◆ **What is required**: Copy verbatim the records starting with the line containing "list every element" and going on through the line containing "- data-point: [92, 296, 109, 313]".

◆ **Recorded information**:
-- BEGIN --

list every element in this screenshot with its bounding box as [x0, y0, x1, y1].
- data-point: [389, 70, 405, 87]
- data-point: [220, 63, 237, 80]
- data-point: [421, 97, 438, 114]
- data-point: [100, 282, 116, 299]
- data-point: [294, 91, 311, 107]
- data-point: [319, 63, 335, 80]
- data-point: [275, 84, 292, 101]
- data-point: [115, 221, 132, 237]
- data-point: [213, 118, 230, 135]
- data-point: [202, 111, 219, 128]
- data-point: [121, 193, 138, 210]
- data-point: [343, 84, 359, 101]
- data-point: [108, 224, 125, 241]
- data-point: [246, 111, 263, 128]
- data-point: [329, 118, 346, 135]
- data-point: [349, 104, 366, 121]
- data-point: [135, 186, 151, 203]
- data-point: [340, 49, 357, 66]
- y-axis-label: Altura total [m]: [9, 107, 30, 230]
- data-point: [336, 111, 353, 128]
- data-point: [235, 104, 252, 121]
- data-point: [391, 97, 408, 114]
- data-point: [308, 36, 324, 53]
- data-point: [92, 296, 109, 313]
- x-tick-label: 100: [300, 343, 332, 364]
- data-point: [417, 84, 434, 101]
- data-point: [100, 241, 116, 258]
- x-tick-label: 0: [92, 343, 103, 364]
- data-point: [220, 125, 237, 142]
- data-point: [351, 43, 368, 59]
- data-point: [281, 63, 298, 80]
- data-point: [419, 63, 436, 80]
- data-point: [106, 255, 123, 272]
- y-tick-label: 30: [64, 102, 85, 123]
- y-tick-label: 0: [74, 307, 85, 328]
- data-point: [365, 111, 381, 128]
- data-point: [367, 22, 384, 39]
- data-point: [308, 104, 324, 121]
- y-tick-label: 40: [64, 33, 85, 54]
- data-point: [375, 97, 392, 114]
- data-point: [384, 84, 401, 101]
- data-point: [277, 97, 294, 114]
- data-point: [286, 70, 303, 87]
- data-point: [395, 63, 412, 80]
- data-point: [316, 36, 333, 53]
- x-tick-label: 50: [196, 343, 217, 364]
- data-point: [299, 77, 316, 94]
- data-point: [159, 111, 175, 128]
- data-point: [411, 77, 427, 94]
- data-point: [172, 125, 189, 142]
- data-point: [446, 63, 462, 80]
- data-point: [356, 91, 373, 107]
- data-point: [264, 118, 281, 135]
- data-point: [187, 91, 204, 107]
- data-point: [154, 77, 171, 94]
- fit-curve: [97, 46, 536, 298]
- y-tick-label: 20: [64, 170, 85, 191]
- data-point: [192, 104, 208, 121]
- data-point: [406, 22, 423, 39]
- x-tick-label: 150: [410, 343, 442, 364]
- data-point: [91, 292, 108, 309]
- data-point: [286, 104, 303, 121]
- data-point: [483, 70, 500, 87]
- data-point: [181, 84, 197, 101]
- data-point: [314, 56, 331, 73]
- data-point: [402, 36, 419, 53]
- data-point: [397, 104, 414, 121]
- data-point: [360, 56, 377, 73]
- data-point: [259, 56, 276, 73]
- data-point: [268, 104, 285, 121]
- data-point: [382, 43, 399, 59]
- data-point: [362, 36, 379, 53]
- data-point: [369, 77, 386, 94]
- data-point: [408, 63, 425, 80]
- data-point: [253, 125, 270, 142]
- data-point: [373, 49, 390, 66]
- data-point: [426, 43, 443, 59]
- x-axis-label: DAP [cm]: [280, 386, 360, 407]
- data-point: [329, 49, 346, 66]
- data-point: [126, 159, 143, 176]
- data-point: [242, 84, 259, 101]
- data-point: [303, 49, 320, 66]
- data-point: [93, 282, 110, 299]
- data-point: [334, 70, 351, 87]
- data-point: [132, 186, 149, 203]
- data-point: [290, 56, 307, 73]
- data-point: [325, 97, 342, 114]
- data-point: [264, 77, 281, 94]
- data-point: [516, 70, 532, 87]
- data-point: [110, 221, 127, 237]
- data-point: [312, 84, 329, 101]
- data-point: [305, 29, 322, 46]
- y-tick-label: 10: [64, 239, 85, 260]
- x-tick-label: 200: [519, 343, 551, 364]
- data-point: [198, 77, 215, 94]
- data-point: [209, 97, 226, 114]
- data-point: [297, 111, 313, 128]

-- END --
-- BEGIN --

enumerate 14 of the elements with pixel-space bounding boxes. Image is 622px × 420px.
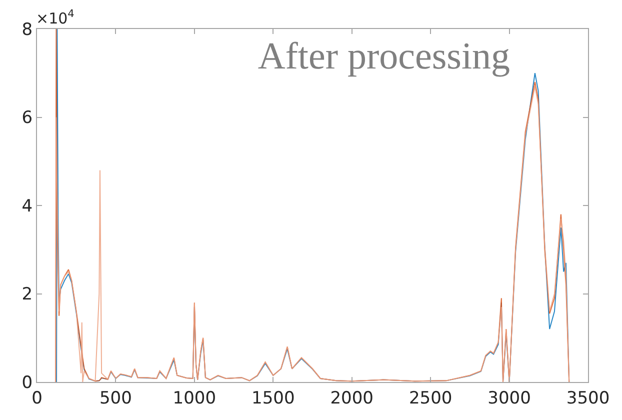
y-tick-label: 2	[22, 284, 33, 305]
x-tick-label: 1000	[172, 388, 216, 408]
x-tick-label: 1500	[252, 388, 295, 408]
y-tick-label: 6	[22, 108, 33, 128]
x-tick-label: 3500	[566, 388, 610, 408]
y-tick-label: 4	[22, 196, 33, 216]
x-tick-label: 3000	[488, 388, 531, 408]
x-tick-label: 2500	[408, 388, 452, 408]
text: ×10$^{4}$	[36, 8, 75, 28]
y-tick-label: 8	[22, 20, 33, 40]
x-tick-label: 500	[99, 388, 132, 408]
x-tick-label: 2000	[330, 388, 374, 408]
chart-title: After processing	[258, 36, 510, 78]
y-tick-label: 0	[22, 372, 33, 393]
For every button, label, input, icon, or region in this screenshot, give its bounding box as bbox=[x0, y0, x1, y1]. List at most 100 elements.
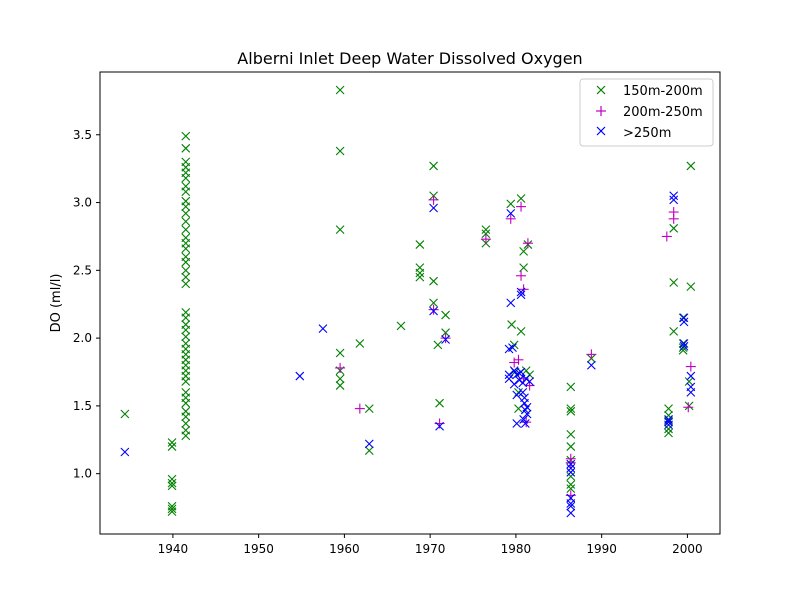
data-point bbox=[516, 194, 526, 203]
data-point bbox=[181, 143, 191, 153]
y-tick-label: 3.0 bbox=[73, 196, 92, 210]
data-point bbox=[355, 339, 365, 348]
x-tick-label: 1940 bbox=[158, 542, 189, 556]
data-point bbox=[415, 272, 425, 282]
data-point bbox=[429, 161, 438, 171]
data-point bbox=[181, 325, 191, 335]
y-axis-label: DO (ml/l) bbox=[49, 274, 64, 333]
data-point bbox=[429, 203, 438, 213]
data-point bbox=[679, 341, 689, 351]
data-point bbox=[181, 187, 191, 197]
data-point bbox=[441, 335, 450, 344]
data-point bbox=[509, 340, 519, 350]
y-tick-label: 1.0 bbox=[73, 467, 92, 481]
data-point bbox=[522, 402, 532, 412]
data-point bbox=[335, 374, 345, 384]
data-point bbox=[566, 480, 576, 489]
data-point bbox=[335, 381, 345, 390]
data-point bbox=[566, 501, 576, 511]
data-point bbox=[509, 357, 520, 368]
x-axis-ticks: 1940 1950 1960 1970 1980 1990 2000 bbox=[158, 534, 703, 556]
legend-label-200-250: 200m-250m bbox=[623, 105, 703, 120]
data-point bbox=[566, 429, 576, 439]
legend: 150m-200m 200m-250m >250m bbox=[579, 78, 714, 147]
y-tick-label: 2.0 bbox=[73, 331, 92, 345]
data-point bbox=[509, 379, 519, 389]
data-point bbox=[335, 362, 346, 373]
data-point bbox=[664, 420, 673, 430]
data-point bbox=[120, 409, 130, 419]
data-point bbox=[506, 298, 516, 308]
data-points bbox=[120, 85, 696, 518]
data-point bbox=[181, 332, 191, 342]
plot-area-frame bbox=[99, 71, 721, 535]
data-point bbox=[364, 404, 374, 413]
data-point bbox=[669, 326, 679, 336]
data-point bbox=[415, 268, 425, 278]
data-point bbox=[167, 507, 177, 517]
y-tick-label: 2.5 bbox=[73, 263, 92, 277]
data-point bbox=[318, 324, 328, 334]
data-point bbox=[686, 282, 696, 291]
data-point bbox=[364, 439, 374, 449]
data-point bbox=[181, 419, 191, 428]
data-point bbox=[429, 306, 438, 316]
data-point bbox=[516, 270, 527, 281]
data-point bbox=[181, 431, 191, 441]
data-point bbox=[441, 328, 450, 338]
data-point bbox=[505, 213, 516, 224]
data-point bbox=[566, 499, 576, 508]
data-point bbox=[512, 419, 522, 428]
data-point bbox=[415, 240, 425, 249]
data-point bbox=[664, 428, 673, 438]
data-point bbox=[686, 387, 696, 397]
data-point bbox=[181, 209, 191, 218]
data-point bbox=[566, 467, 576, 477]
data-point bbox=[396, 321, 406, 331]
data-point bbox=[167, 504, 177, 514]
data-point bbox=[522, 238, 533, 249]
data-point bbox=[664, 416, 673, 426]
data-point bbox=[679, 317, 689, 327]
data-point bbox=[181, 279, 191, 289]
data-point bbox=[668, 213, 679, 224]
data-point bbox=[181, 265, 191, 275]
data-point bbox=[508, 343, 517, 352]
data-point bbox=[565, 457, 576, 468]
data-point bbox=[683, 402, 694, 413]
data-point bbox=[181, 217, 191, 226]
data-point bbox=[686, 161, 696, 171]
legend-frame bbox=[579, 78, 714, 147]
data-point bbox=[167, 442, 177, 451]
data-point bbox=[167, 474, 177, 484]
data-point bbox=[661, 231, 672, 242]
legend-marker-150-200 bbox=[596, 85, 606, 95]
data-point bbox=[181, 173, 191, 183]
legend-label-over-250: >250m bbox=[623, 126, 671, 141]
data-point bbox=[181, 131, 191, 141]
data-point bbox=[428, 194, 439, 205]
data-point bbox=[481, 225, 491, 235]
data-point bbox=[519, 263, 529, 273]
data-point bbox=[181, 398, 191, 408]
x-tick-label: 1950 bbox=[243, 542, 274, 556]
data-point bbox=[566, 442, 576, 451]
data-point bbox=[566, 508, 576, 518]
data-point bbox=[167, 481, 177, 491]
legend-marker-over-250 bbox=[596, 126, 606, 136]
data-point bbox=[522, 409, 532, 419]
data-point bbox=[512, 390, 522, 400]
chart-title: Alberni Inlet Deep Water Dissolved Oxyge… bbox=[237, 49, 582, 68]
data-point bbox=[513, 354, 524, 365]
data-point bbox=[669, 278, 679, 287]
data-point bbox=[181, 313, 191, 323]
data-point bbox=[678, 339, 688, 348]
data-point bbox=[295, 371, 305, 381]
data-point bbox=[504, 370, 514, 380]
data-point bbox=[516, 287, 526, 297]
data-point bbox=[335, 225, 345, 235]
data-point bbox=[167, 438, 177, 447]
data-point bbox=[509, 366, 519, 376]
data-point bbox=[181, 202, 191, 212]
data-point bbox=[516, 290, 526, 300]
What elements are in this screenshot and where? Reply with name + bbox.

-- END --

◆ **Exercise output**:
list every element in this screenshot with its bounding box as [x0, y0, x1, y1].
- data-point: [389, 70, 405, 87]
- data-point: [220, 63, 237, 80]
- data-point: [421, 97, 438, 114]
- data-point: [100, 282, 116, 299]
- data-point: [294, 91, 311, 107]
- data-point: [319, 63, 335, 80]
- data-point: [275, 84, 292, 101]
- data-point: [115, 221, 132, 237]
- data-point: [213, 118, 230, 135]
- data-point: [202, 111, 219, 128]
- data-point: [121, 193, 138, 210]
- data-point: [343, 84, 359, 101]
- data-point: [108, 224, 125, 241]
- data-point: [246, 111, 263, 128]
- data-point: [329, 118, 346, 135]
- data-point: [349, 104, 366, 121]
- data-point: [135, 186, 151, 203]
- data-point: [340, 49, 357, 66]
- y-axis-label: Altura total [m]: [9, 107, 30, 230]
- data-point: [336, 111, 353, 128]
- data-point: [235, 104, 252, 121]
- data-point: [391, 97, 408, 114]
- data-point: [308, 36, 324, 53]
- data-point: [92, 296, 109, 313]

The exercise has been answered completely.